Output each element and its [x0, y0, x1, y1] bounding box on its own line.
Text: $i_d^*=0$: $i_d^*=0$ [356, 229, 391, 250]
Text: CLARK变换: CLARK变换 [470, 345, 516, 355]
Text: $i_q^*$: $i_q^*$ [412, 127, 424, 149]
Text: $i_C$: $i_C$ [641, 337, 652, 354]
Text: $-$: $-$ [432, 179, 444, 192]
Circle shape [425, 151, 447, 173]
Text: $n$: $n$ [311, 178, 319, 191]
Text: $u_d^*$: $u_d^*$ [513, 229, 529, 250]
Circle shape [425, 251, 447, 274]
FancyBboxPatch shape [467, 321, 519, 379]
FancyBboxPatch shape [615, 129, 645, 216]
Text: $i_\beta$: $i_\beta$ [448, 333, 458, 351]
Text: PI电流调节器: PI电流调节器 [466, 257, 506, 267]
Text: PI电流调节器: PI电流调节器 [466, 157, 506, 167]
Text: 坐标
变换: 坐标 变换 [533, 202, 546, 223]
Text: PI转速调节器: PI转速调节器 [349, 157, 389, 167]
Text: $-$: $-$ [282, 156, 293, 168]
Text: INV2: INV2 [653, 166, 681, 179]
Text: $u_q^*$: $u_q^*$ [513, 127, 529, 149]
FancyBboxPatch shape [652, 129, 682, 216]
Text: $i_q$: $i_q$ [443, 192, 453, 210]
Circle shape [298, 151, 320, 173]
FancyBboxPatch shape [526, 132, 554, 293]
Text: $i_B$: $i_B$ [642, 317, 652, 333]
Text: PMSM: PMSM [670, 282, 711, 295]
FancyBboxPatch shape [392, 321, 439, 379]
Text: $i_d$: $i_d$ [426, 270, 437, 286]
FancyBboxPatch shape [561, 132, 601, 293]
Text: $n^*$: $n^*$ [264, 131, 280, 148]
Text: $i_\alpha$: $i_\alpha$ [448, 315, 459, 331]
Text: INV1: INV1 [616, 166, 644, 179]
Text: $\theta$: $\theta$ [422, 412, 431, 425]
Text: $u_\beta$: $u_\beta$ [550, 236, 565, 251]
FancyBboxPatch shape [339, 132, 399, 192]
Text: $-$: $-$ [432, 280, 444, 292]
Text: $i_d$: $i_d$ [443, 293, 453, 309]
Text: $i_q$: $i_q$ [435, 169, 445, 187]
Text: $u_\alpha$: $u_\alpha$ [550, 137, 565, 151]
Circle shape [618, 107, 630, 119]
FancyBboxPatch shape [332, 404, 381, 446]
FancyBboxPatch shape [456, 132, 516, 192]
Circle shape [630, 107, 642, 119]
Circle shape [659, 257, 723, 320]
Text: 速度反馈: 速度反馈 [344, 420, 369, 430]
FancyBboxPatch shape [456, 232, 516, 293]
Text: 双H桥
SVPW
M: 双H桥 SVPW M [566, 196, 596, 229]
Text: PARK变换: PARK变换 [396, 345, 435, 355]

- [Given problem]: Reproduce the entire listing above line for line, with no changes.

- [Answer to the task]:
Output each element and its [x0, y0, x1, y1] bounding box on its own line.
Text: $i_d^*=0$: $i_d^*=0$ [356, 229, 391, 250]
Text: CLARK变换: CLARK变换 [470, 345, 516, 355]
Text: $i_q^*$: $i_q^*$ [412, 127, 424, 149]
Text: $i_C$: $i_C$ [641, 337, 652, 354]
Text: $-$: $-$ [432, 179, 444, 192]
Circle shape [425, 151, 447, 173]
Text: $n$: $n$ [311, 178, 319, 191]
Text: $u_d^*$: $u_d^*$ [513, 229, 529, 250]
Circle shape [425, 251, 447, 274]
FancyBboxPatch shape [467, 321, 519, 379]
FancyBboxPatch shape [615, 129, 645, 216]
Text: $i_\beta$: $i_\beta$ [448, 333, 458, 351]
Text: PI电流调节器: PI电流调节器 [466, 257, 506, 267]
Text: PI电流调节器: PI电流调节器 [466, 157, 506, 167]
Text: 坐标
变换: 坐标 变换 [533, 202, 546, 223]
Text: PI转速调节器: PI转速调节器 [349, 157, 389, 167]
Text: $-$: $-$ [282, 156, 293, 168]
Text: INV2: INV2 [653, 166, 681, 179]
Text: $u_q^*$: $u_q^*$ [513, 127, 529, 149]
FancyBboxPatch shape [652, 129, 682, 216]
Text: $i_q$: $i_q$ [443, 192, 453, 210]
Circle shape [298, 151, 320, 173]
FancyBboxPatch shape [526, 132, 554, 293]
Text: $i_B$: $i_B$ [642, 317, 652, 333]
Text: PMSM: PMSM [670, 282, 711, 295]
FancyBboxPatch shape [392, 321, 439, 379]
Text: $i_d$: $i_d$ [426, 270, 437, 286]
FancyBboxPatch shape [561, 132, 601, 293]
Text: $n^*$: $n^*$ [264, 131, 280, 148]
Text: $i_\alpha$: $i_\alpha$ [448, 315, 459, 331]
Text: INV1: INV1 [616, 166, 644, 179]
Text: $\theta$: $\theta$ [422, 412, 431, 425]
Text: $u_\beta$: $u_\beta$ [550, 236, 565, 251]
FancyBboxPatch shape [339, 132, 399, 192]
Text: $-$: $-$ [432, 280, 444, 292]
Text: $i_d$: $i_d$ [443, 293, 453, 309]
Text: $i_q$: $i_q$ [435, 169, 445, 187]
Text: $u_\alpha$: $u_\alpha$ [550, 137, 565, 151]
Circle shape [618, 107, 630, 119]
FancyBboxPatch shape [332, 404, 381, 446]
FancyBboxPatch shape [456, 132, 516, 192]
Circle shape [630, 107, 642, 119]
Circle shape [659, 257, 723, 320]
Text: 速度反馈: 速度反馈 [344, 420, 369, 430]
FancyBboxPatch shape [456, 232, 516, 293]
Text: 双H桥
SVPW
M: 双H桥 SVPW M [566, 196, 596, 229]
Text: PARK变换: PARK变换 [396, 345, 435, 355]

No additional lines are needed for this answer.